▶ _TASK TO COMPLETE_
Set the listing down unchanged, minus every embedded image.

▶ _DATA SUPPLIED_

• • • • • • •

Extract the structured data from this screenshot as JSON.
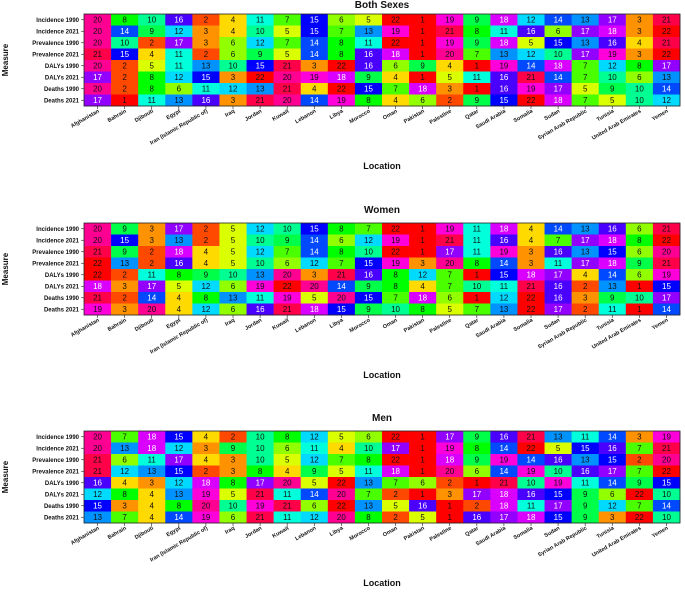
{
  "chart_data": [
    {
      "type": "heatmap",
      "title": "Both Sexes",
      "xlabel": "Location",
      "ylabel": "Measure",
      "colorscale": "rank 1 (red) to 22 (red) via yellow, green, cyan, blue, purple, magenta",
      "rows": [
        "Incidence 1990",
        "Incidence 2021",
        "Prevalence 1990",
        "Prevalence 2021",
        "DALYs 1990",
        "DALYs 2021",
        "Deaths 1990",
        "Deaths 2021"
      ],
      "columns": [
        "Afghanistan",
        "Bahrain",
        "Djibouti",
        "Egypt",
        "Iran (Islamic Republic of)",
        "Iraq",
        "Jordan",
        "Kuwait",
        "Lebanon",
        "Libya",
        "Morocco",
        "Oman",
        "Pakistan",
        "Palestine",
        "Qatar",
        "Saudi Arabia",
        "Somalia",
        "Sudan",
        "Syrian Arab Republic",
        "Tunisia",
        "United Arab Emirates",
        "Yemen"
      ],
      "values": [
        [
          20,
          8,
          10,
          16,
          2,
          4,
          11,
          7,
          15,
          6,
          5,
          22,
          1,
          19,
          9,
          18,
          12,
          14,
          13,
          17,
          3,
          21
        ],
        [
          20,
          14,
          9,
          12,
          3,
          4,
          10,
          5,
          15,
          7,
          13,
          19,
          1,
          21,
          8,
          11,
          16,
          6,
          17,
          18,
          3,
          22
        ],
        [
          20,
          10,
          2,
          17,
          3,
          6,
          12,
          7,
          14,
          8,
          11,
          22,
          1,
          19,
          9,
          18,
          5,
          15,
          13,
          16,
          4,
          21
        ],
        [
          21,
          15,
          4,
          11,
          2,
          6,
          9,
          5,
          14,
          8,
          16,
          18,
          1,
          20,
          7,
          13,
          12,
          10,
          17,
          19,
          3,
          22
        ],
        [
          20,
          2,
          5,
          11,
          13,
          10,
          15,
          21,
          3,
          22,
          16,
          6,
          9,
          4,
          1,
          19,
          14,
          18,
          7,
          12,
          8,
          17
        ],
        [
          17,
          2,
          8,
          12,
          15,
          3,
          22,
          20,
          19,
          18,
          9,
          4,
          1,
          5,
          11,
          16,
          21,
          14,
          7,
          10,
          6,
          13
        ],
        [
          20,
          2,
          8,
          6,
          11,
          12,
          13,
          21,
          4,
          22,
          15,
          7,
          18,
          3,
          1,
          16,
          19,
          17,
          5,
          9,
          10,
          14
        ],
        [
          17,
          1,
          11,
          13,
          16,
          3,
          21,
          20,
          14,
          19,
          8,
          4,
          6,
          2,
          9,
          15,
          22,
          18,
          7,
          5,
          10,
          12
        ]
      ]
    },
    {
      "type": "heatmap",
      "title": "Women",
      "xlabel": "Location",
      "ylabel": "Measure",
      "rows": [
        "Incidence 1990",
        "Incidence 2021",
        "Prevalence 1990",
        "Prevalence 2021",
        "DALYs 1990",
        "DALYs 2021",
        "Deaths 1990",
        "Deaths 2021"
      ],
      "columns": [
        "Afghanistan",
        "Bahrain",
        "Djibouti",
        "Egypt",
        "Iran (Islamic Republic of)",
        "Iraq",
        "Jordan",
        "Kuwait",
        "Lebanon",
        "Libya",
        "Morocco",
        "Oman",
        "Pakistan",
        "Palestine",
        "Qatar",
        "Saudi Arabia",
        "Somalia",
        "Sudan",
        "Syrian Arab Republic",
        "Tunisia",
        "United Arab Emirates",
        "Yemen"
      ],
      "values": [
        [
          20,
          9,
          3,
          17,
          2,
          5,
          12,
          10,
          15,
          8,
          7,
          22,
          1,
          19,
          11,
          18,
          4,
          14,
          13,
          16,
          6,
          21
        ],
        [
          20,
          15,
          3,
          13,
          2,
          5,
          10,
          9,
          14,
          6,
          12,
          19,
          1,
          21,
          11,
          16,
          4,
          7,
          17,
          18,
          8,
          22
        ],
        [
          21,
          9,
          2,
          18,
          4,
          5,
          12,
          7,
          14,
          8,
          10,
          22,
          1,
          17,
          11,
          19,
          3,
          16,
          13,
          15,
          6,
          20
        ],
        [
          22,
          13,
          2,
          16,
          4,
          5,
          10,
          6,
          12,
          7,
          15,
          19,
          3,
          20,
          8,
          14,
          3,
          11,
          17,
          18,
          9,
          21
        ],
        [
          22,
          2,
          11,
          8,
          9,
          10,
          13,
          20,
          3,
          21,
          16,
          8,
          12,
          7,
          1,
          15,
          18,
          17,
          4,
          14,
          6,
          19
        ],
        [
          18,
          3,
          17,
          5,
          12,
          6,
          19,
          22,
          20,
          14,
          9,
          8,
          4,
          7,
          10,
          11,
          21,
          16,
          2,
          13,
          1,
          15
        ],
        [
          21,
          2,
          14,
          4,
          8,
          13,
          11,
          19,
          5,
          20,
          15,
          7,
          18,
          6,
          1,
          12,
          22,
          16,
          3,
          9,
          10,
          17
        ],
        [
          19,
          3,
          20,
          4,
          12,
          6,
          16,
          21,
          18,
          15,
          9,
          10,
          8,
          5,
          7,
          13,
          22,
          17,
          2,
          11,
          1,
          14
        ]
      ]
    },
    {
      "type": "heatmap",
      "title": "Men",
      "xlabel": "Location",
      "ylabel": "Measure",
      "rows": [
        "Incidence 1990",
        "Incidence 2021",
        "Prevalence 1990",
        "Prevalence 2021",
        "DALYs 1990",
        "DALYs 2021",
        "Deaths 1990",
        "Deaths 2021"
      ],
      "columns": [
        "Afghanistan",
        "Bahrain",
        "Djibouti",
        "Egypt",
        "Iran (Islamic Republic of)",
        "Iraq",
        "Jordan",
        "Kuwait",
        "Lebanon",
        "Libya",
        "Morocco",
        "Oman",
        "Pakistan",
        "Palestine",
        "Qatar",
        "Saudi Arabia",
        "Somalia",
        "Sudan",
        "Syrian Arab Republic",
        "Tunisia",
        "United Arab Emirates",
        "Yemen"
      ],
      "values": [
        [
          20,
          7,
          18,
          15,
          4,
          2,
          10,
          8,
          12,
          5,
          6,
          22,
          1,
          17,
          9,
          16,
          21,
          13,
          11,
          14,
          3,
          19
        ],
        [
          20,
          13,
          18,
          12,
          3,
          9,
          10,
          6,
          11,
          4,
          10,
          17,
          1,
          19,
          8,
          14,
          22,
          5,
          15,
          16,
          7,
          21
        ],
        [
          21,
          6,
          11,
          17,
          4,
          3,
          10,
          5,
          12,
          7,
          8,
          22,
          1,
          18,
          9,
          19,
          14,
          16,
          13,
          15,
          2,
          20
        ],
        [
          21,
          12,
          13,
          15,
          2,
          3,
          8,
          4,
          9,
          5,
          11,
          18,
          1,
          20,
          6,
          14,
          19,
          10,
          16,
          17,
          7,
          22
        ],
        [
          16,
          4,
          3,
          12,
          18,
          8,
          17,
          20,
          5,
          22,
          13,
          7,
          6,
          2,
          1,
          21,
          10,
          19,
          11,
          14,
          9,
          15
        ],
        [
          12,
          8,
          4,
          13,
          19,
          5,
          21,
          11,
          14,
          20,
          7,
          2,
          1,
          3,
          17,
          18,
          16,
          15,
          9,
          6,
          22,
          10
        ],
        [
          15,
          3,
          4,
          8,
          20,
          10,
          19,
          21,
          6,
          22,
          13,
          5,
          16,
          1,
          2,
          18,
          11,
          17,
          9,
          12,
          7,
          14
        ],
        [
          13,
          7,
          4,
          14,
          19,
          6,
          21,
          11,
          12,
          20,
          8,
          2,
          5,
          1,
          16,
          17,
          18,
          15,
          9,
          3,
          22,
          10
        ]
      ]
    }
  ]
}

• • • • • • •

▶ _TASK ANSWER_
Extract the structured data from this screenshot as JSON.
{
  "chart_data": [
    {
      "type": "heatmap",
      "title": "Both Sexes",
      "xlabel": "Location",
      "ylabel": "Measure",
      "colorscale": "rank 1 (red) to 22 (red) via yellow, green, cyan, blue, purple, magenta",
      "rows": [
        "Incidence 1990",
        "Incidence 2021",
        "Prevalence 1990",
        "Prevalence 2021",
        "DALYs 1990",
        "DALYs 2021",
        "Deaths 1990",
        "Deaths 2021"
      ],
      "columns": [
        "Afghanistan",
        "Bahrain",
        "Djibouti",
        "Egypt",
        "Iran (Islamic Republic of)",
        "Iraq",
        "Jordan",
        "Kuwait",
        "Lebanon",
        "Libya",
        "Morocco",
        "Oman",
        "Pakistan",
        "Palestine",
        "Qatar",
        "Saudi Arabia",
        "Somalia",
        "Sudan",
        "Syrian Arab Republic",
        "Tunisia",
        "United Arab Emirates",
        "Yemen"
      ],
      "values": [
        [
          20,
          8,
          10,
          16,
          2,
          4,
          11,
          7,
          15,
          6,
          5,
          22,
          1,
          19,
          9,
          18,
          12,
          14,
          13,
          17,
          3,
          21
        ],
        [
          20,
          14,
          9,
          12,
          3,
          4,
          10,
          5,
          15,
          7,
          13,
          19,
          1,
          21,
          8,
          11,
          16,
          6,
          17,
          18,
          3,
          22
        ],
        [
          20,
          10,
          2,
          17,
          3,
          6,
          12,
          7,
          14,
          8,
          11,
          22,
          1,
          19,
          9,
          18,
          5,
          15,
          13,
          16,
          4,
          21
        ],
        [
          21,
          15,
          4,
          11,
          2,
          6,
          9,
          5,
          14,
          8,
          16,
          18,
          1,
          20,
          7,
          13,
          12,
          10,
          17,
          19,
          3,
          22
        ],
        [
          20,
          2,
          5,
          11,
          13,
          10,
          15,
          21,
          3,
          22,
          16,
          6,
          9,
          4,
          1,
          19,
          14,
          18,
          7,
          12,
          8,
          17
        ],
        [
          17,
          2,
          8,
          12,
          15,
          3,
          22,
          20,
          19,
          18,
          9,
          4,
          1,
          5,
          11,
          16,
          21,
          14,
          7,
          10,
          6,
          13
        ],
        [
          20,
          2,
          8,
          6,
          11,
          12,
          13,
          21,
          4,
          22,
          15,
          7,
          18,
          3,
          1,
          16,
          19,
          17,
          5,
          9,
          10,
          14
        ],
        [
          17,
          1,
          11,
          13,
          16,
          3,
          21,
          20,
          14,
          19,
          8,
          4,
          6,
          2,
          9,
          15,
          22,
          18,
          7,
          5,
          10,
          12
        ]
      ]
    },
    {
      "type": "heatmap",
      "title": "Women",
      "xlabel": "Location",
      "ylabel": "Measure",
      "rows": [
        "Incidence 1990",
        "Incidence 2021",
        "Prevalence 1990",
        "Prevalence 2021",
        "DALYs 1990",
        "DALYs 2021",
        "Deaths 1990",
        "Deaths 2021"
      ],
      "columns": [
        "Afghanistan",
        "Bahrain",
        "Djibouti",
        "Egypt",
        "Iran (Islamic Republic of)",
        "Iraq",
        "Jordan",
        "Kuwait",
        "Lebanon",
        "Libya",
        "Morocco",
        "Oman",
        "Pakistan",
        "Palestine",
        "Qatar",
        "Saudi Arabia",
        "Somalia",
        "Sudan",
        "Syrian Arab Republic",
        "Tunisia",
        "United Arab Emirates",
        "Yemen"
      ],
      "values": [
        [
          20,
          9,
          3,
          17,
          2,
          5,
          12,
          10,
          15,
          8,
          7,
          22,
          1,
          19,
          11,
          18,
          4,
          14,
          13,
          16,
          6,
          21
        ],
        [
          20,
          15,
          3,
          13,
          2,
          5,
          10,
          9,
          14,
          6,
          12,
          19,
          1,
          21,
          11,
          16,
          4,
          7,
          17,
          18,
          8,
          22
        ],
        [
          21,
          9,
          2,
          18,
          4,
          5,
          12,
          7,
          14,
          8,
          10,
          22,
          1,
          17,
          11,
          19,
          3,
          16,
          13,
          15,
          6,
          20
        ],
        [
          22,
          13,
          2,
          16,
          4,
          5,
          10,
          6,
          12,
          7,
          15,
          19,
          3,
          20,
          8,
          14,
          3,
          11,
          17,
          18,
          9,
          21
        ],
        [
          22,
          2,
          11,
          8,
          9,
          10,
          13,
          20,
          3,
          21,
          16,
          8,
          12,
          7,
          1,
          15,
          18,
          17,
          4,
          14,
          6,
          19
        ],
        [
          18,
          3,
          17,
          5,
          12,
          6,
          19,
          22,
          20,
          14,
          9,
          8,
          4,
          7,
          10,
          11,
          21,
          16,
          2,
          13,
          1,
          15
        ],
        [
          21,
          2,
          14,
          4,
          8,
          13,
          11,
          19,
          5,
          20,
          15,
          7,
          18,
          6,
          1,
          12,
          22,
          16,
          3,
          9,
          10,
          17
        ],
        [
          19,
          3,
          20,
          4,
          12,
          6,
          16,
          21,
          18,
          15,
          9,
          10,
          8,
          5,
          7,
          13,
          22,
          17,
          2,
          11,
          1,
          14
        ]
      ]
    },
    {
      "type": "heatmap",
      "title": "Men",
      "xlabel": "Location",
      "ylabel": "Measure",
      "rows": [
        "Incidence 1990",
        "Incidence 2021",
        "Prevalence 1990",
        "Prevalence 2021",
        "DALYs 1990",
        "DALYs 2021",
        "Deaths 1990",
        "Deaths 2021"
      ],
      "columns": [
        "Afghanistan",
        "Bahrain",
        "Djibouti",
        "Egypt",
        "Iran (Islamic Republic of)",
        "Iraq",
        "Jordan",
        "Kuwait",
        "Lebanon",
        "Libya",
        "Morocco",
        "Oman",
        "Pakistan",
        "Palestine",
        "Qatar",
        "Saudi Arabia",
        "Somalia",
        "Sudan",
        "Syrian Arab Republic",
        "Tunisia",
        "United Arab Emirates",
        "Yemen"
      ],
      "values": [
        [
          20,
          7,
          18,
          15,
          4,
          2,
          10,
          8,
          12,
          5,
          6,
          22,
          1,
          17,
          9,
          16,
          21,
          13,
          11,
          14,
          3,
          19
        ],
        [
          20,
          13,
          18,
          12,
          3,
          9,
          10,
          6,
          11,
          4,
          10,
          17,
          1,
          19,
          8,
          14,
          22,
          5,
          15,
          16,
          7,
          21
        ],
        [
          21,
          6,
          11,
          17,
          4,
          3,
          10,
          5,
          12,
          7,
          8,
          22,
          1,
          18,
          9,
          19,
          14,
          16,
          13,
          15,
          2,
          20
        ],
        [
          21,
          12,
          13,
          15,
          2,
          3,
          8,
          4,
          9,
          5,
          11,
          18,
          1,
          20,
          6,
          14,
          19,
          10,
          16,
          17,
          7,
          22
        ],
        [
          16,
          4,
          3,
          12,
          18,
          8,
          17,
          20,
          5,
          22,
          13,
          7,
          6,
          2,
          1,
          21,
          10,
          19,
          11,
          14,
          9,
          15
        ],
        [
          12,
          8,
          4,
          13,
          19,
          5,
          21,
          11,
          14,
          20,
          7,
          2,
          1,
          3,
          17,
          18,
          16,
          15,
          9,
          6,
          22,
          10
        ],
        [
          15,
          3,
          4,
          8,
          20,
          10,
          19,
          21,
          6,
          22,
          13,
          5,
          16,
          1,
          2,
          18,
          11,
          17,
          9,
          12,
          7,
          14
        ],
        [
          13,
          7,
          4,
          14,
          19,
          6,
          21,
          11,
          12,
          20,
          8,
          2,
          5,
          1,
          16,
          17,
          18,
          15,
          9,
          3,
          22,
          10
        ]
      ]
    }
  ]
}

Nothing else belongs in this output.